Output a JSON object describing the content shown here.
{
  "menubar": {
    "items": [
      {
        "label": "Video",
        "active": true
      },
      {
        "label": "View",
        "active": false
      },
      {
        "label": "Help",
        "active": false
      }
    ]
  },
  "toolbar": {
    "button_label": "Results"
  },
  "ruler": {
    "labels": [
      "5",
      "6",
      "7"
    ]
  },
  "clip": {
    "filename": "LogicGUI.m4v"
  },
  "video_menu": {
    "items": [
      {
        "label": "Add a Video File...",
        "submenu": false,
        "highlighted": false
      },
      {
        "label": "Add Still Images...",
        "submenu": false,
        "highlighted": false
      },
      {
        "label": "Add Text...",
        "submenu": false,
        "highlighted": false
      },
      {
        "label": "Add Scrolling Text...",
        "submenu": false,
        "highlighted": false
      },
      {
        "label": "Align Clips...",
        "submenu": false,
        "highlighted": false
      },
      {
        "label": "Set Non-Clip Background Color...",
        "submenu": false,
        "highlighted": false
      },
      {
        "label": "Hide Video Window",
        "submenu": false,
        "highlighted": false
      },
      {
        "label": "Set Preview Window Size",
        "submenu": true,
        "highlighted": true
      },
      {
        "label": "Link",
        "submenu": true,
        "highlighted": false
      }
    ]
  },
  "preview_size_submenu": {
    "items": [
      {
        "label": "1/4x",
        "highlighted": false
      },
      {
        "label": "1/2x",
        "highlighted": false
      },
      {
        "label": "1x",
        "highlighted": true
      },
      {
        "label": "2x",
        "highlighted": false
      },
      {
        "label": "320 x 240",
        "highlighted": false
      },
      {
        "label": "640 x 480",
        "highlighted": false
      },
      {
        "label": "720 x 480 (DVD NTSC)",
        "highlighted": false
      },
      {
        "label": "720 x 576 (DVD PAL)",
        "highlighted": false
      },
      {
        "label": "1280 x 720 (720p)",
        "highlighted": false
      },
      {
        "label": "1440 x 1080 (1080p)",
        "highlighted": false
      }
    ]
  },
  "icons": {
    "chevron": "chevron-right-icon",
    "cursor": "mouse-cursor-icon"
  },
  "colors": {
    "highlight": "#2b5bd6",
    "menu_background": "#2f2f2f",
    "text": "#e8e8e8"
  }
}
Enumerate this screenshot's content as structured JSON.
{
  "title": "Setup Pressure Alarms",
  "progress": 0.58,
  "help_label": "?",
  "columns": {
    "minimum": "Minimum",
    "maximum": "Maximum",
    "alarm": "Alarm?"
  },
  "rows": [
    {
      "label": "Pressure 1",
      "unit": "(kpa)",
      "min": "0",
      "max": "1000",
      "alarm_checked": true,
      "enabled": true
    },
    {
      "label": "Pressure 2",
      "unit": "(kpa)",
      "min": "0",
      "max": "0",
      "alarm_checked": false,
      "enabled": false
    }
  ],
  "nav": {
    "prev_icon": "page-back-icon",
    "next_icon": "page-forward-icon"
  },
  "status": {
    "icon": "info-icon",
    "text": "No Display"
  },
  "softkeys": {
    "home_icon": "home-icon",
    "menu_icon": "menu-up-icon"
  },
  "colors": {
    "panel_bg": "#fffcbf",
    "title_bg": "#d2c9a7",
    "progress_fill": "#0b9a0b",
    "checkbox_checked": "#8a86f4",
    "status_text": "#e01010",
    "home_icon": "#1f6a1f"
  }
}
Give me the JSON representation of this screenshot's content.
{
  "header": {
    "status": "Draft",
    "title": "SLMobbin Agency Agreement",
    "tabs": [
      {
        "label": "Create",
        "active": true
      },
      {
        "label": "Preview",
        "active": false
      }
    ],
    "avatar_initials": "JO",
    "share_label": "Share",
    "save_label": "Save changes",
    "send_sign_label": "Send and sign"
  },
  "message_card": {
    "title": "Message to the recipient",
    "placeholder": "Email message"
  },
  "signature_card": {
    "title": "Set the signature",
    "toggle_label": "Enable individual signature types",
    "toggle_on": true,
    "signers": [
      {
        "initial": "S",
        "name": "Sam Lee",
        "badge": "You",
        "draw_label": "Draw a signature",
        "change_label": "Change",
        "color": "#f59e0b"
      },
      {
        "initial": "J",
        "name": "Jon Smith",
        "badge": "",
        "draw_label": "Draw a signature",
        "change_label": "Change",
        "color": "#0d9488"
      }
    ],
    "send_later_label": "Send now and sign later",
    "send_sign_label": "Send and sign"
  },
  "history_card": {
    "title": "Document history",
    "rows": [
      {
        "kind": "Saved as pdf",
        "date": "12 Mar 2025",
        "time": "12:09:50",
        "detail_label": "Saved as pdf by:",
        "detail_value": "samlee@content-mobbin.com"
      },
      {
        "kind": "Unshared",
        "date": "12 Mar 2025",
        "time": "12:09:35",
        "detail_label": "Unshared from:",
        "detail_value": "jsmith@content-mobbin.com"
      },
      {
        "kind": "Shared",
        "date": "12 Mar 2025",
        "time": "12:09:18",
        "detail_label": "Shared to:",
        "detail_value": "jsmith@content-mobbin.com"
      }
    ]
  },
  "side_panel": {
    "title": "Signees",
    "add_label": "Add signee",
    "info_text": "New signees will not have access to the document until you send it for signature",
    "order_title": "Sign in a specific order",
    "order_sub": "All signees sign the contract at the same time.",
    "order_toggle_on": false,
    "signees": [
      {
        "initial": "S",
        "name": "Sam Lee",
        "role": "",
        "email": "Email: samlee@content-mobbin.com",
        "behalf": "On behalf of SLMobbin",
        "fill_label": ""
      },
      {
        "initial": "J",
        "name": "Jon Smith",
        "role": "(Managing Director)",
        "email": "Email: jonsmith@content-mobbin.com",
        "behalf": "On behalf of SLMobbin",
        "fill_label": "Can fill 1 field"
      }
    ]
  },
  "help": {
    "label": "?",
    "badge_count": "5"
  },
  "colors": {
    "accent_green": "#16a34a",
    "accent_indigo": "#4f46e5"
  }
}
========================================================================
• STATED EXERCISE:
Each entry above is to be printed again exactly.

• RESULT OF THIS TASK:
Output a JSON object describing the content shown here.
{
  "menubar": {
    "items": [
      {
        "label": "Video",
        "active": true
      },
      {
        "label": "View",
        "active": false
      },
      {
        "label": "Help",
        "active": false
      }
    ]
  },
  "toolbar": {
    "button_label": "Results"
  },
  "ruler": {
    "labels": [
      "5",
      "6",
      "7"
    ]
  },
  "clip": {
    "filename": "LogicGUI.m4v"
  },
  "video_menu": {
    "items": [
      {
        "label": "Add a Video File...",
        "submenu": false,
        "highlighted": false
      },
      {
        "label": "Add Still Images...",
        "submenu": false,
        "highlighted": false
      },
      {
        "label": "Add Text...",
        "submenu": false,
        "highlighted": false
      },
      {
        "label": "Add Scrolling Text...",
        "submenu": false,
        "highlighted": false
      },
      {
        "label": "Align Clips...",
        "submenu": false,
        "highlighted": false
      },
      {
        "label": "Set Non-Clip Background Color...",
        "submenu": false,
        "highlighted": false
      },
      {
        "label": "Hide Video Window",
        "submenu": false,
        "highlighted": false
      },
      {
        "label": "Set Preview Window Size",
        "submenu": true,
        "highlighted": true
      },
      {
        "label": "Link",
        "submenu": true,
        "highlighted": false
      }
    ]
  },
  "preview_size_submenu": {
    "items": [
      {
        "label": "1/4x",
        "highlighted": false
      },
      {
        "label": "1/2x",
        "highlighted": false
      },
      {
        "label": "1x",
        "highlighted": true
      },
      {
        "label": "2x",
        "highlighted": false
      },
      {
        "label": "320 x 240",
        "highlighted": false
      },
      {
        "label": "640 x 480",
        "highlighted": false
      },
      {
        "label": "720 x 480 (DVD NTSC)",
        "highlighted": false
      },
      {
        "label": "720 x 576 (DVD PAL)",
        "highlighted": false
      },
      {
        "label": "1280 x 720 (720p)",
        "highlighted": false
      },
      {
        "label": "1440 x 1080 (1080p)",
        "highlighted": false
      }
    ]
  },
  "icons": {
    "chevron": "chevron-right-icon",
    "cursor": "mouse-cursor-icon"
  },
  "colors": {
    "highlight": "#2b5bd6",
    "menu_background": "#2f2f2f",
    "text": "#e8e8e8"
  }
}
Enumerate this screenshot's content as structured JSON.
{
  "title": "Setup Pressure Alarms",
  "progress": 0.58,
  "help_label": "?",
  "columns": {
    "minimum": "Minimum",
    "maximum": "Maximum",
    "alarm": "Alarm?"
  },
  "rows": [
    {
      "label": "Pressure 1",
      "unit": "(kpa)",
      "min": "0",
      "max": "1000",
      "alarm_checked": true,
      "enabled": true
    },
    {
      "label": "Pressure 2",
      "unit": "(kpa)",
      "min": "0",
      "max": "0",
      "alarm_checked": false,
      "enabled": false
    }
  ],
  "nav": {
    "prev_icon": "page-back-icon",
    "next_icon": "page-forward-icon"
  },
  "status": {
    "icon": "info-icon",
    "text": "No Display"
  },
  "softkeys": {
    "home_icon": "home-icon",
    "menu_icon": "menu-up-icon"
  },
  "colors": {
    "panel_bg": "#fffcbf",
    "title_bg": "#d2c9a7",
    "progress_fill": "#0b9a0b",
    "checkbox_checked": "#8a86f4",
    "status_text": "#e01010",
    "home_icon": "#1f6a1f"
  }
}
Give me the JSON representation of this screenshot's content.
{
  "header": {
    "status": "Draft",
    "title": "SLMobbin Agency Agreement",
    "tabs": [
      {
        "label": "Create",
        "active": true
      },
      {
        "label": "Preview",
        "active": false
      }
    ],
    "avatar_initials": "JO",
    "share_label": "Share",
    "save_label": "Save changes",
    "send_sign_label": "Send and sign"
  },
  "message_card": {
    "title": "Message to the recipient",
    "placeholder": "Email message"
  },
  "signature_card": {
    "title": "Set the signature",
    "toggle_label": "Enable individual signature types",
    "toggle_on": true,
    "signers": [
      {
        "initial": "S",
        "name": "Sam Lee",
        "badge": "You",
        "draw_label": "Draw a signature",
        "change_label": "Change",
        "color": "#f59e0b"
      },
      {
        "initial": "J",
        "name": "Jon Smith",
        "badge": "",
        "draw_label": "Draw a signature",
        "change_label": "Change",
        "color": "#0d9488"
      }
    ],
    "send_later_label": "Send now and sign later",
    "send_sign_label": "Send and sign"
  },
  "history_card": {
    "title": "Document history",
    "rows": [
      {
        "kind": "Saved as pdf",
        "date": "12 Mar 2025",
        "time": "12:09:50",
        "detail_label": "Saved as pdf by:",
        "detail_value": "samlee@content-mobbin.com"
      },
      {
        "kind": "Unshared",
        "date": "12 Mar 2025",
        "time": "12:09:35",
        "detail_label": "Unshared from:",
        "detail_value": "jsmith@content-mobbin.com"
      },
      {
        "kind": "Shared",
        "date": "12 Mar 2025",
        "time": "12:09:18",
        "detail_label": "Shared to:",
        "detail_value": "jsmith@content-mobbin.com"
      }
    ]
  },
  "side_panel": {
    "title": "Signees",
    "add_label": "Add signee",
    "info_text": "New signees will not have access to the document until you send it for signature",
    "order_title": "Sign in a specific order",
    "order_sub": "All signees sign the contract at the same time.",
    "order_toggle_on": false,
    "signees": [
      {
        "initial": "S",
        "name": "Sam Lee",
        "role": "",
        "email": "Email: samlee@content-mobbin.com",
        "behalf": "On behalf of SLMobbin",
        "fill_label": ""
      },
      {
        "initial": "J",
        "name": "Jon Smith",
        "role": "(Managing Director)",
        "email": "Email: jonsmith@content-mobbin.com",
        "behalf": "On behalf of SLMobbin",
        "fill_label": "Can fill 1 field"
      }
    ]
  },
  "help": {
    "label": "?",
    "badge_count": "5"
  },
  "colors": {
    "accent_green": "#16a34a",
    "accent_indigo": "#4f46e5"
  }
}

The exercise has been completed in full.